- [Raw records]:
==============================
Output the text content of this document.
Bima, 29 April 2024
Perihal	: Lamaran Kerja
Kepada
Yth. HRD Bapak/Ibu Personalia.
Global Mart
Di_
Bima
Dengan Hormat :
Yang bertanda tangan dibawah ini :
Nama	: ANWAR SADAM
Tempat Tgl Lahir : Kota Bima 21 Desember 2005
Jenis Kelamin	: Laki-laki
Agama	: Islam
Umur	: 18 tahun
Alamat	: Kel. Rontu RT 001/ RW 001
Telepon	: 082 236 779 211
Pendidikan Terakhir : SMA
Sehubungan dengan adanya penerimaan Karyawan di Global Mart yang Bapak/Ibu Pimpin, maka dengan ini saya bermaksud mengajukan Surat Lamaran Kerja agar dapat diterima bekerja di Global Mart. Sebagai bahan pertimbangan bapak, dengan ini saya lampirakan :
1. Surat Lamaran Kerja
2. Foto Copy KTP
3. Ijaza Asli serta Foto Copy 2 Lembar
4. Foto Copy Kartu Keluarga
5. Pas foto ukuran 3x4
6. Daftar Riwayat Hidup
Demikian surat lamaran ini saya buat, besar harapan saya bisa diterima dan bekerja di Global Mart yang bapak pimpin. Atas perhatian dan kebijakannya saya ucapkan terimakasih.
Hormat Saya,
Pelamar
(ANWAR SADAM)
==============================
- [Direction]: Reproduce the listing shown above in its entirety, exactly.

- [Answer to this exercise]:
Output the text content of this document.
Bima, 29 April 2024
Perihal	: Lamaran Kerja
Kepada
Yth. HRD Bapak/Ibu Personalia.
Global Mart
Di_
Bima
Dengan Hormat :
Yang bertanda tangan dibawah ini :
Nama	: ANWAR SADAM
Tempat Tgl Lahir : Kota Bima 21 Desember 2005
Jenis Kelamin	: Laki-laki
Agama	: Islam
Umur	: 18 tahun
Alamat	: Kel. Rontu RT 001/ RW 001
Telepon	: 082 236 779 211
Pendidikan Terakhir : SMA
Sehubungan dengan adanya penerimaan Karyawan di Global Mart yang Bapak/Ibu Pimpin, maka dengan ini saya bermaksud mengajukan Surat Lamaran Kerja agar dapat diterima bekerja di Global Mart. Sebagai bahan pertimbangan bapak, dengan ini saya lampirakan :
1. Surat Lamaran Kerja
2. Foto Copy KTP
3. Ijaza Asli serta Foto Copy 2 Lembar
4. Foto Copy Kartu Keluarga
5. Pas foto ukuran 3x4
6. Daftar Riwayat Hidup
Demikian surat lamaran ini saya buat, besar harapan saya bisa diterima dan bekerja di Global Mart yang bapak pimpin. Atas perhatian dan kebijakannya saya ucapkan terimakasih.
Hormat Saya,
Pelamar
(ANWAR SADAM)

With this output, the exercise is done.